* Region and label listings
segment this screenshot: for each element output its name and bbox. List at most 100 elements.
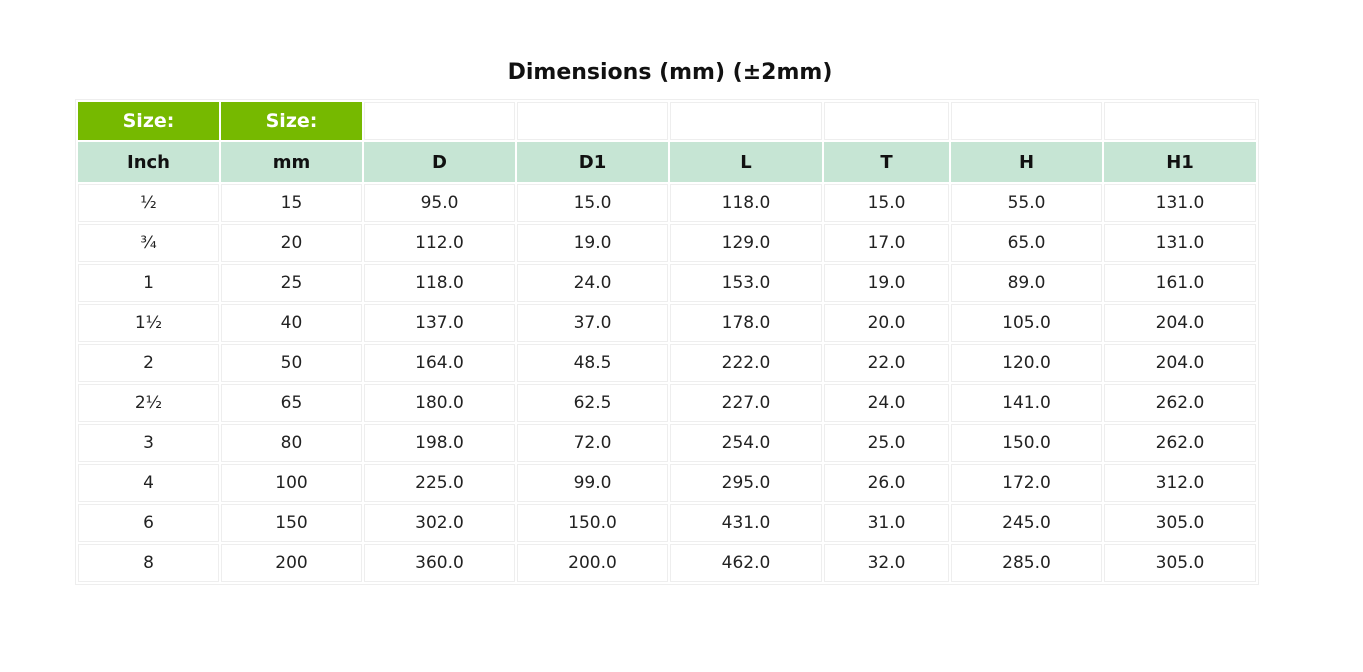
table-cell: 262.0	[1104, 424, 1256, 462]
table-cell: 285.0	[951, 544, 1102, 582]
column-header-row: Inch mm D D1 L T H H1	[78, 142, 1256, 182]
table-cell: 26.0	[824, 464, 949, 502]
dimensions-table: Size: Size: Inch mm D D1 L T H H1 ½ 15 95.0 15.0 11…	[75, 99, 1259, 585]
table-cell: 2	[78, 344, 219, 382]
column-header: D1	[517, 142, 668, 182]
table-cell: 305.0	[1104, 544, 1256, 582]
table-cell: 17.0	[824, 224, 949, 262]
table-cell: 31.0	[824, 504, 949, 542]
table-cell: 120.0	[951, 344, 1102, 382]
table-row: 2 50 164.0 48.5 222.0 22.0 120.0 204.0	[78, 344, 1256, 382]
column-header: Inch	[78, 142, 219, 182]
table-cell: 80	[221, 424, 362, 462]
table-cell: 3	[78, 424, 219, 462]
table-cell: 360.0	[364, 544, 515, 582]
table-row: 2½ 65 180.0 62.5 227.0 24.0 141.0 262.0	[78, 384, 1256, 422]
table-cell: 462.0	[670, 544, 822, 582]
table-cell: 295.0	[670, 464, 822, 502]
table-cell: 131.0	[1104, 224, 1256, 262]
table-cell: 89.0	[951, 264, 1102, 302]
table-cell: 131.0	[1104, 184, 1256, 222]
table-cell: ¾	[78, 224, 219, 262]
table-cell: 25.0	[824, 424, 949, 462]
table-cell: 25	[221, 264, 362, 302]
table-row: 4 100 225.0 99.0 295.0 26.0 172.0 312.0	[78, 464, 1256, 502]
table-cell: 72.0	[517, 424, 668, 462]
table-row: 1 25 118.0 24.0 153.0 19.0 89.0 161.0	[78, 264, 1256, 302]
table-cell: 15.0	[824, 184, 949, 222]
table-row: 3 80 198.0 72.0 254.0 25.0 150.0 262.0	[78, 424, 1256, 462]
table-cell: 8	[78, 544, 219, 582]
table-cell: 105.0	[951, 304, 1102, 342]
column-header: H	[951, 142, 1102, 182]
size-label-mm: Size:	[221, 102, 362, 140]
table-title: Dimensions (mm) (±2mm)	[507, 60, 833, 85]
table-cell: 178.0	[670, 304, 822, 342]
table-cell: 305.0	[1104, 504, 1256, 542]
table-cell: 150	[221, 504, 362, 542]
table-cell: 150.0	[517, 504, 668, 542]
table-cell: 2½	[78, 384, 219, 422]
table-cell: 227.0	[670, 384, 822, 422]
table-cell: 24.0	[517, 264, 668, 302]
table-cell: 100	[221, 464, 362, 502]
table-cell: 112.0	[364, 224, 515, 262]
table-cell: 1½	[78, 304, 219, 342]
table-cell: 262.0	[1104, 384, 1256, 422]
table-cell: 129.0	[670, 224, 822, 262]
table-cell: 95.0	[364, 184, 515, 222]
table-cell: 200.0	[517, 544, 668, 582]
table-cell: 180.0	[364, 384, 515, 422]
table-row: ¾ 20 112.0 19.0 129.0 17.0 65.0 131.0	[78, 224, 1256, 262]
table-cell: 204.0	[1104, 304, 1256, 342]
table-cell: 150.0	[951, 424, 1102, 462]
column-header: mm	[221, 142, 362, 182]
table-cell: 62.5	[517, 384, 668, 422]
table-cell: 48.5	[517, 344, 668, 382]
table-cell: 55.0	[951, 184, 1102, 222]
table-cell: 20	[221, 224, 362, 262]
table-cell: 6	[78, 504, 219, 542]
table-cell: 302.0	[364, 504, 515, 542]
table-row: 1½ 40 137.0 37.0 178.0 20.0 105.0 204.0	[78, 304, 1256, 342]
table-cell: 99.0	[517, 464, 668, 502]
table-cell: 198.0	[364, 424, 515, 462]
table-cell: 40	[221, 304, 362, 342]
table-cell: 50	[221, 344, 362, 382]
table-cell: 37.0	[517, 304, 668, 342]
table-cell: 15	[221, 184, 362, 222]
table-cell: 153.0	[670, 264, 822, 302]
table-cell: ½	[78, 184, 219, 222]
table-cell: 15.0	[517, 184, 668, 222]
table-row: ½ 15 95.0 15.0 118.0 15.0 55.0 131.0	[78, 184, 1256, 222]
table-cell: 141.0	[951, 384, 1102, 422]
table-row: 6 150 302.0 150.0 431.0 31.0 245.0 305.0	[78, 504, 1256, 542]
table-cell: 222.0	[670, 344, 822, 382]
table-cell: 431.0	[670, 504, 822, 542]
size-header-row: Size: Size:	[78, 102, 1256, 140]
size-label-inch: Size:	[78, 102, 219, 140]
table-cell: 1	[78, 264, 219, 302]
table-cell: 245.0	[951, 504, 1102, 542]
table-cell: 118.0	[364, 264, 515, 302]
table-cell: 19.0	[824, 264, 949, 302]
table-cell: 225.0	[364, 464, 515, 502]
table-cell: 19.0	[517, 224, 668, 262]
table-cell: 254.0	[670, 424, 822, 462]
table-cell: 161.0	[1104, 264, 1256, 302]
column-header: L	[670, 142, 822, 182]
table-cell: 118.0	[670, 184, 822, 222]
table-cell: 65	[221, 384, 362, 422]
table-cell: 164.0	[364, 344, 515, 382]
table-cell: 32.0	[824, 544, 949, 582]
column-header: D	[364, 142, 515, 182]
table-cell: 312.0	[1104, 464, 1256, 502]
table-cell: 24.0	[824, 384, 949, 422]
table-cell: 20.0	[824, 304, 949, 342]
table-cell: 137.0	[364, 304, 515, 342]
column-header: H1	[1104, 142, 1256, 182]
table-cell: 22.0	[824, 344, 949, 382]
table-row: 8 200 360.0 200.0 462.0 32.0 285.0 305.0	[78, 544, 1256, 582]
column-header: T	[824, 142, 949, 182]
table-cell: 65.0	[951, 224, 1102, 262]
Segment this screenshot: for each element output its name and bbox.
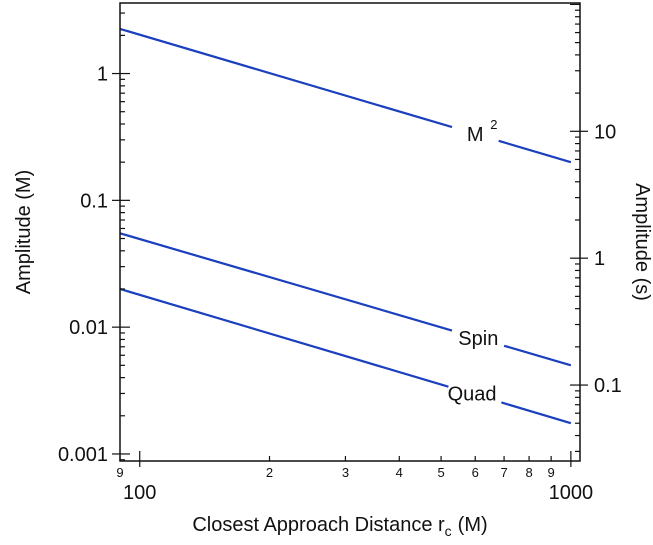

* Exercise description
Count the lines in the data above that contain the string "bbox", and give only the number.

* Finished task
2